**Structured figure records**
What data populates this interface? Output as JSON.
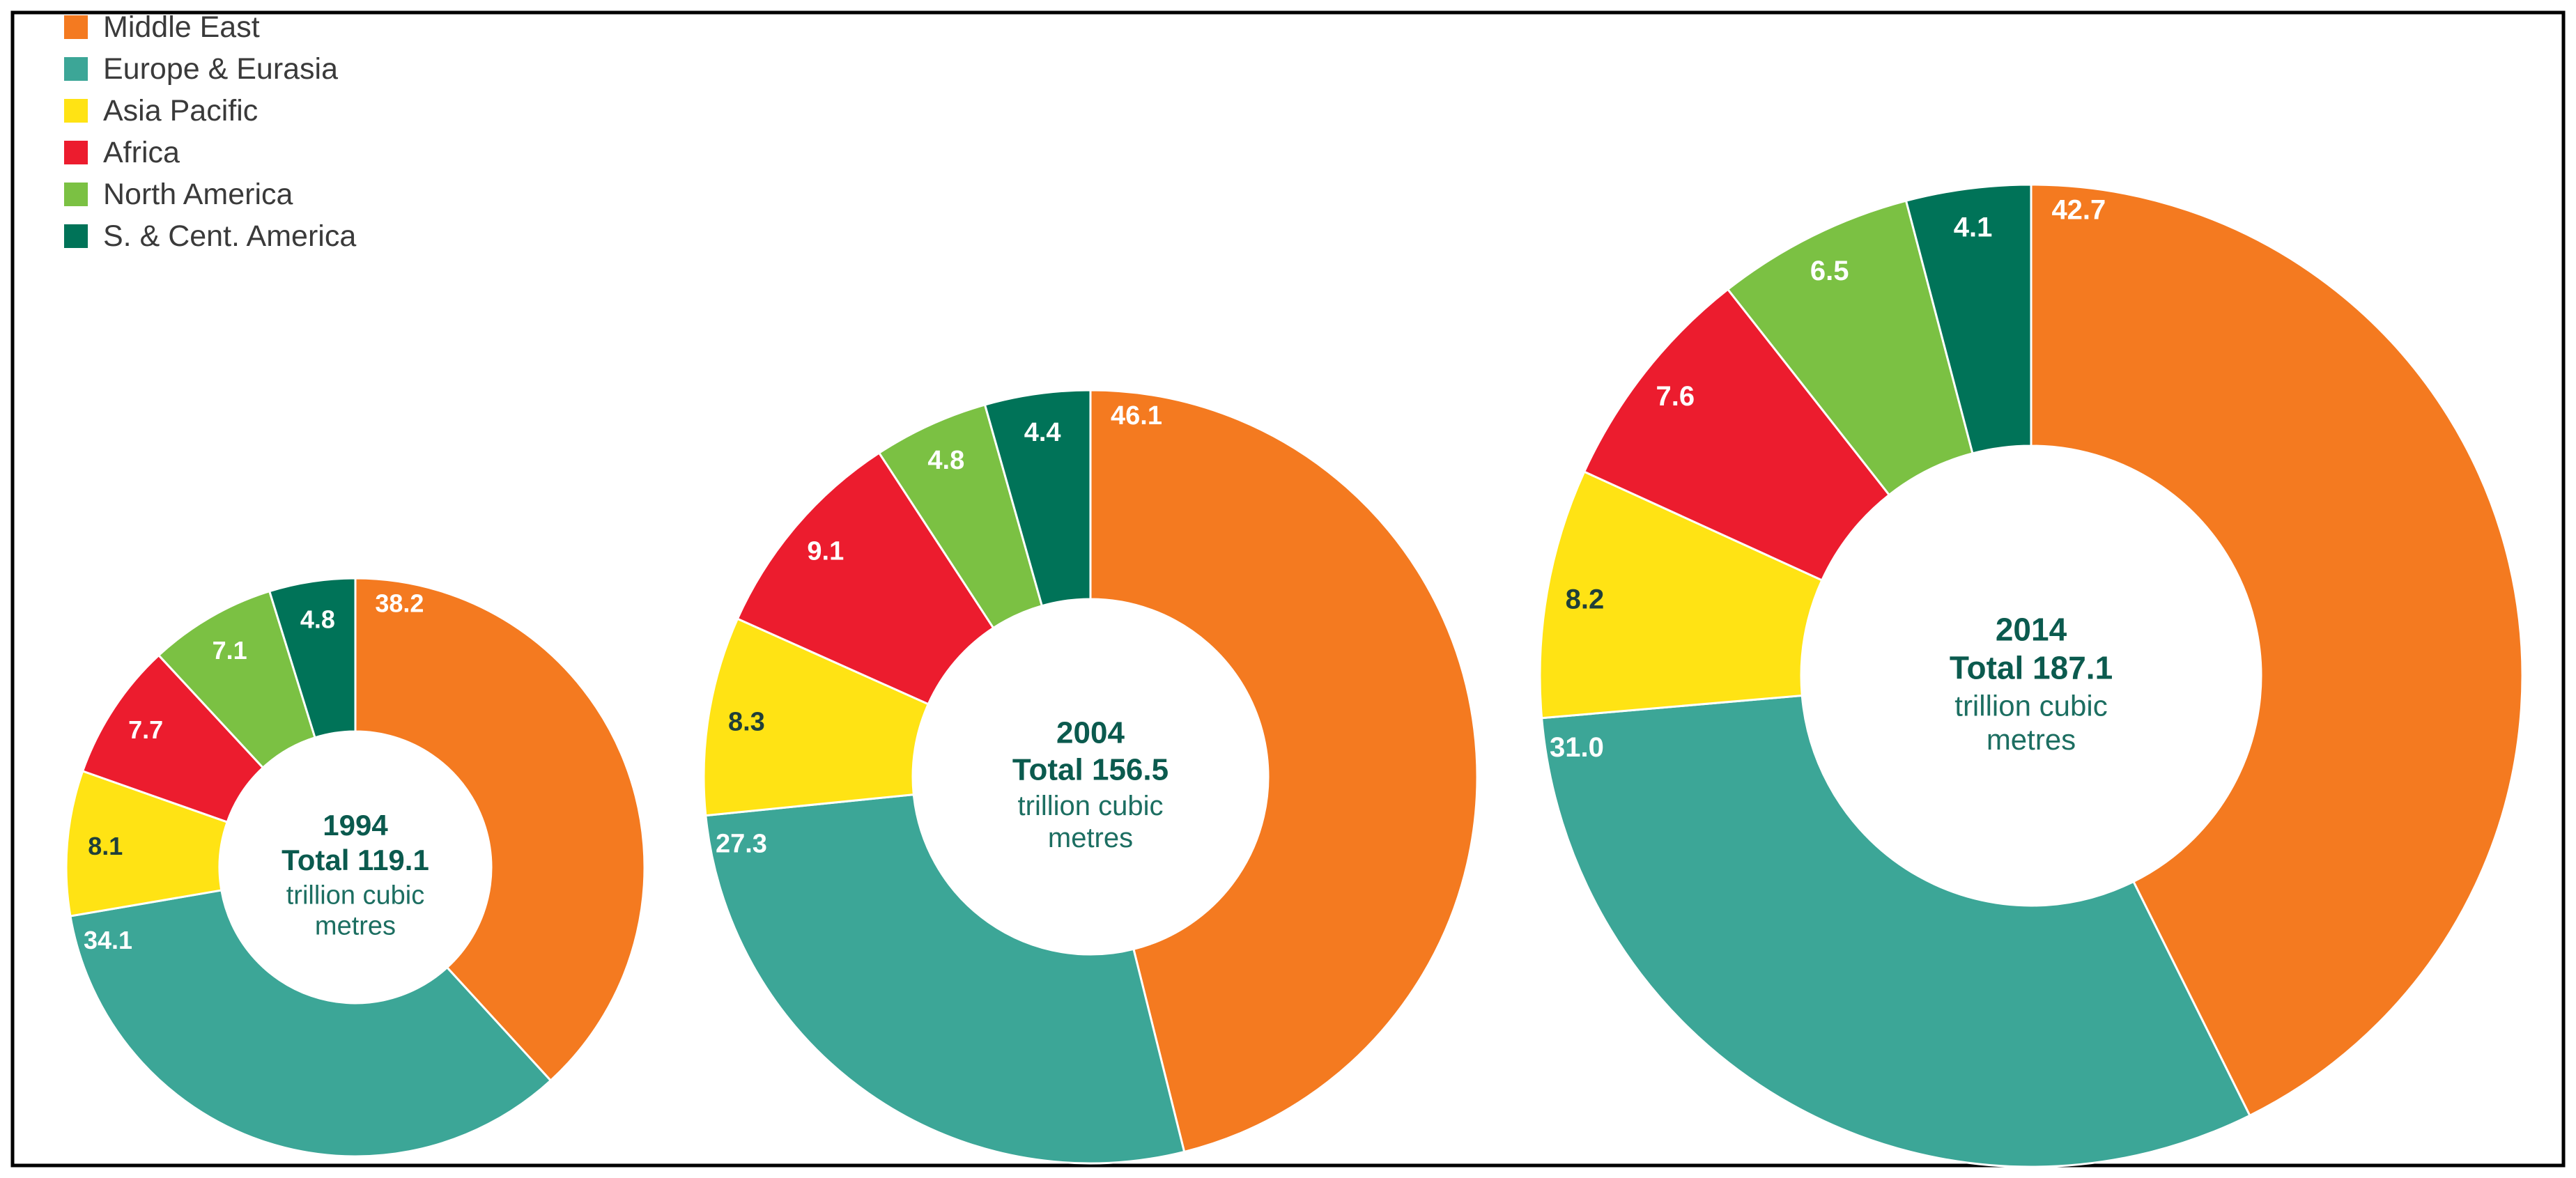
{
  "chart_data": {
    "type": "pie",
    "subtype": "donut",
    "legend": {
      "placement": "top-left",
      "items": [
        {
          "name": "Middle East",
          "color": "#f47a20"
        },
        {
          "name": "Europe & Eurasia",
          "color": "#3ca697"
        },
        {
          "name": "Asia Pacific",
          "color": "#ffe314"
        },
        {
          "name": "Africa",
          "color": "#ec1c2e"
        },
        {
          "name": "North America",
          "color": "#7bc143"
        },
        {
          "name": "S. & Cent. America",
          "color": "#007358"
        }
      ]
    },
    "charts": [
      {
        "year": "1994",
        "total_label": "Total 119.1",
        "unit_line1": "trillion cubic",
        "unit_line2": "metres",
        "total": 119.1,
        "values": [
          38.2,
          34.1,
          8.1,
          7.7,
          7.1,
          4.8
        ],
        "labels": [
          "38.2",
          "34.1",
          "8.1",
          "7.7",
          "7.1",
          "4.8"
        ]
      },
      {
        "year": "2004",
        "total_label": "Total 156.5",
        "unit_line1": "trillion cubic",
        "unit_line2": "metres",
        "total": 156.5,
        "values": [
          46.1,
          27.3,
          8.3,
          9.1,
          4.8,
          4.4
        ],
        "labels": [
          "46.1",
          "27.3",
          "8.3",
          "9.1",
          "4.8",
          "4.4"
        ]
      },
      {
        "year": "2014",
        "total_label": "Total 187.1",
        "unit_line1": "trillion cubic",
        "unit_line2": "metres",
        "total": 187.1,
        "values": [
          42.7,
          31.0,
          8.2,
          7.6,
          6.5,
          4.1
        ],
        "labels": [
          "42.7",
          "31.0",
          "8.2",
          "7.6",
          "6.5",
          "4.1"
        ]
      }
    ]
  }
}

**The task**
Copy every line of the data that holds the string "name".

**Worked solution**
          "name": "Middle East",
          "name": "Europe & Eurasia",
          "name": "Asia Pacific",
          "name": "Africa",
          "name": "North America",
          "name": "S. & Cent. America",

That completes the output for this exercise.